* WHAT TO WORK ON:
According to the Azure Blob Storage tiering text, how many days of minimum retention does the Cold tier require?

This JSON policy instructs Azure’s background services to evaluate the logs/ prefix periodically after the policy takes effect. Blobs age smoothly into Cool tier, then Archive, and are ultimately purged from the system after a year---greatly reducing the chance that you end up as the subject of the surprise-bill scenario described in the introduction.

Access tiers and lifecycle in depth

Hot, Cool, and Cold are online tiers. Applications can read and write them with millisecond latency. Archive is offline. Reads and writes against archived blobs fail until you rehydrate to an online tier. Archive is for data you rarely touch and can tolerate hours of latency.

Minimum retention and early deletion apply when you tier down or delete too soon. Cool requires 30 days minimum on general-purpose v2 accounts. Cold requires 90 days. Archive requires 180 days. If you delete or move a blob before the minimum elapses, Azure charges a prorated early deletion fee based on the remaining days at that tier’s storage rate. Overwriting a blob via Put Blob, Put Block List, or Copy Blob within the window can also trigger the fee. With soft delete enabled, a blob counts as deleted only after the soft-delete retention expires, so soft-deleted blobs are not subject to early deletion penalties during the retention window.

Blob-level vs account-level tiering solves different problems. Each storage account has a default access tier (Hot, Cool, or Cold—not Archive). New block blobs without an explicit tier inherit that default. The portal may label them Hot (inferred) or Cool (inferred) when the tier comes from the account setting. You can override tier per blob at upload or with az storage blob set-tier. Changing the account default tier re-prices every blob that still has an inferred tier. Moving the default to a cooler tier bills write operations per 10,000 for those blobs. Moving the default warmer bills read operations and per-GB retrieval from the source tier. Set explicit tiers on long-lived datasets so a blanket account change does not surprise finance.

Lifecycle management automates tier transitions and expirations with JSON rules. Rules can filter by prefix, blob index tags, and blob type. Conditions use last modified time, creation time, and optionally last accessed time when access tracking is enabled. Actions include tier-to-cool, tier-to-cold, tier-to-archive, and delete for base blobs, versions, and snapshots. Policy changes can take up to 24 hours to apply; the first run may start after that delay. Lifecycle policies are free; you pay standard Set Blob Tier and delete operation charges. Lifecycle cannot rehydrate Archive to an online tier—you must use Set Blob Tier or Copy Blob for that path.

* PROVIDED MATERIAL:
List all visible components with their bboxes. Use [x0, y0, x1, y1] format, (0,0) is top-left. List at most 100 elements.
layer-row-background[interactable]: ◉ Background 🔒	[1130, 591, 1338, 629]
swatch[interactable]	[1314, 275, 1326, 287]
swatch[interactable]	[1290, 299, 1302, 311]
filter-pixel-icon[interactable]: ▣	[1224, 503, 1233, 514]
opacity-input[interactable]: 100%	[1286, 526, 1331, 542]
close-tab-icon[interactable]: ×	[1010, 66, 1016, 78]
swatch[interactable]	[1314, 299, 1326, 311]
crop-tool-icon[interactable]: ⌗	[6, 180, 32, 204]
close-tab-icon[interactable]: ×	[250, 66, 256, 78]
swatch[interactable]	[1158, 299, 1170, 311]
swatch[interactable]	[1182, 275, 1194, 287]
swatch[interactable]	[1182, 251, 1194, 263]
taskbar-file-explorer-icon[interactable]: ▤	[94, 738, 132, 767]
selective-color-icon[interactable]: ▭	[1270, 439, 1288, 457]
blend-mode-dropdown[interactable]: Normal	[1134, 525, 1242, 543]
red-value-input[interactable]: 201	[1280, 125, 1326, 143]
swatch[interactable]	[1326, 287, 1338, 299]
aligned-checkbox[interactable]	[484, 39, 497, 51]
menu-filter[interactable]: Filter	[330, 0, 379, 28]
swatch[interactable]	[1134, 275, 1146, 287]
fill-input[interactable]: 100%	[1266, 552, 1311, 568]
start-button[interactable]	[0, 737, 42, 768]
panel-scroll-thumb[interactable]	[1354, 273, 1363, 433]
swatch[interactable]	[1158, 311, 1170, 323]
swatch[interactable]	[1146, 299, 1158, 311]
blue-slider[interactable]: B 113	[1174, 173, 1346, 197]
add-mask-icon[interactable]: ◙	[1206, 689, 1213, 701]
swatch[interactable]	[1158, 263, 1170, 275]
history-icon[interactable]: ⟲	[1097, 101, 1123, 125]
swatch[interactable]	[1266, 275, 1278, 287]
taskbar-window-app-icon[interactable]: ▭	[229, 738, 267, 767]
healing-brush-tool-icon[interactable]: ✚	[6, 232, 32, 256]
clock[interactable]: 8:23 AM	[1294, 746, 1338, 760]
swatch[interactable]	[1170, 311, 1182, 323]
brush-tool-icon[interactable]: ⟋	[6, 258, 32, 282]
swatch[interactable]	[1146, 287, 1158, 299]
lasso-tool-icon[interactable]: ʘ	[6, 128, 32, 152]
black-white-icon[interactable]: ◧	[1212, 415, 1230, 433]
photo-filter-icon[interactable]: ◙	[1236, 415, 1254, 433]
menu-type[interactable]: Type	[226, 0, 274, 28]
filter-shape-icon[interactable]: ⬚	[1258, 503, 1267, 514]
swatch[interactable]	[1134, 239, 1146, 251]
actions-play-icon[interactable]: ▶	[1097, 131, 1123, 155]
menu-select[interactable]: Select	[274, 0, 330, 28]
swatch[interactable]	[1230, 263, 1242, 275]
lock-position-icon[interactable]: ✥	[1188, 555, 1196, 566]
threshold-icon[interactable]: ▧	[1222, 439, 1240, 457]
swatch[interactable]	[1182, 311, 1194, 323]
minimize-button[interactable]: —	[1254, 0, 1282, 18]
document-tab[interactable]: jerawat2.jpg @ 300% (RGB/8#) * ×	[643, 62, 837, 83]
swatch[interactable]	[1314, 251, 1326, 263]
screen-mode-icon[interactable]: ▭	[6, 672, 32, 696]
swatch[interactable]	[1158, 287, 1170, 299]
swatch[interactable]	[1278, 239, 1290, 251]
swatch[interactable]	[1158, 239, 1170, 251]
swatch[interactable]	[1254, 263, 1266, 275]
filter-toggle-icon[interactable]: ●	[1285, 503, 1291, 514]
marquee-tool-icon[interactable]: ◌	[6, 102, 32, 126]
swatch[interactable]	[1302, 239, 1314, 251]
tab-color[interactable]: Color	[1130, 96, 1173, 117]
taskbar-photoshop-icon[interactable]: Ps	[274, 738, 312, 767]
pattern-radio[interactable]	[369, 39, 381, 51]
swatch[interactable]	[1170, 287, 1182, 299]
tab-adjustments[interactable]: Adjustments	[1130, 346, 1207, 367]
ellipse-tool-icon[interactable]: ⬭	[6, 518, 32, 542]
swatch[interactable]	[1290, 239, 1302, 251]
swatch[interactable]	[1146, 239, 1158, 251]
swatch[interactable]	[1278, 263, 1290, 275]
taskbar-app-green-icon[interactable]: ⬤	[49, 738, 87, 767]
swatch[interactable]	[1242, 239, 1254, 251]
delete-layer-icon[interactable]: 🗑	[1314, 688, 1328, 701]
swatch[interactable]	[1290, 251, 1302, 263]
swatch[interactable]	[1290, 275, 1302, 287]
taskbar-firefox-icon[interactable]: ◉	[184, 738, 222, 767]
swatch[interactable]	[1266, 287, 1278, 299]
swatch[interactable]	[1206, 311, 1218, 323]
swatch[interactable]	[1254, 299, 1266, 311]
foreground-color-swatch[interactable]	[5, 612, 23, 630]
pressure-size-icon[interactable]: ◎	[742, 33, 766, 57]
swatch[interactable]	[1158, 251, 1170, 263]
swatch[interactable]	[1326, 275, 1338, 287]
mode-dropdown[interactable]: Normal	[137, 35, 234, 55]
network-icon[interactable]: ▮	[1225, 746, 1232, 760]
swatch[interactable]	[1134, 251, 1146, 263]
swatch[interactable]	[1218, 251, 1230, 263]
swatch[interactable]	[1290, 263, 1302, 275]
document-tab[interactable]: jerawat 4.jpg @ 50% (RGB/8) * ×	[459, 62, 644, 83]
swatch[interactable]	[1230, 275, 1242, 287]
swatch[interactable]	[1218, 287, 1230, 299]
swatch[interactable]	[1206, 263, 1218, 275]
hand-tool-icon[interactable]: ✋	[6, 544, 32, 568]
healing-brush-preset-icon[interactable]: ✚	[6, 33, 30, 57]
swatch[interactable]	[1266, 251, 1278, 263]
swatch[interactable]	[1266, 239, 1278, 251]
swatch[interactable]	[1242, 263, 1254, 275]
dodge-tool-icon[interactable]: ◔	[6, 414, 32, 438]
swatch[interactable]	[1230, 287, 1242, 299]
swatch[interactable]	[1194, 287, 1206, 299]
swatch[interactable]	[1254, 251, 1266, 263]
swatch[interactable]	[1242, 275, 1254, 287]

* RESPONSE:
90 days.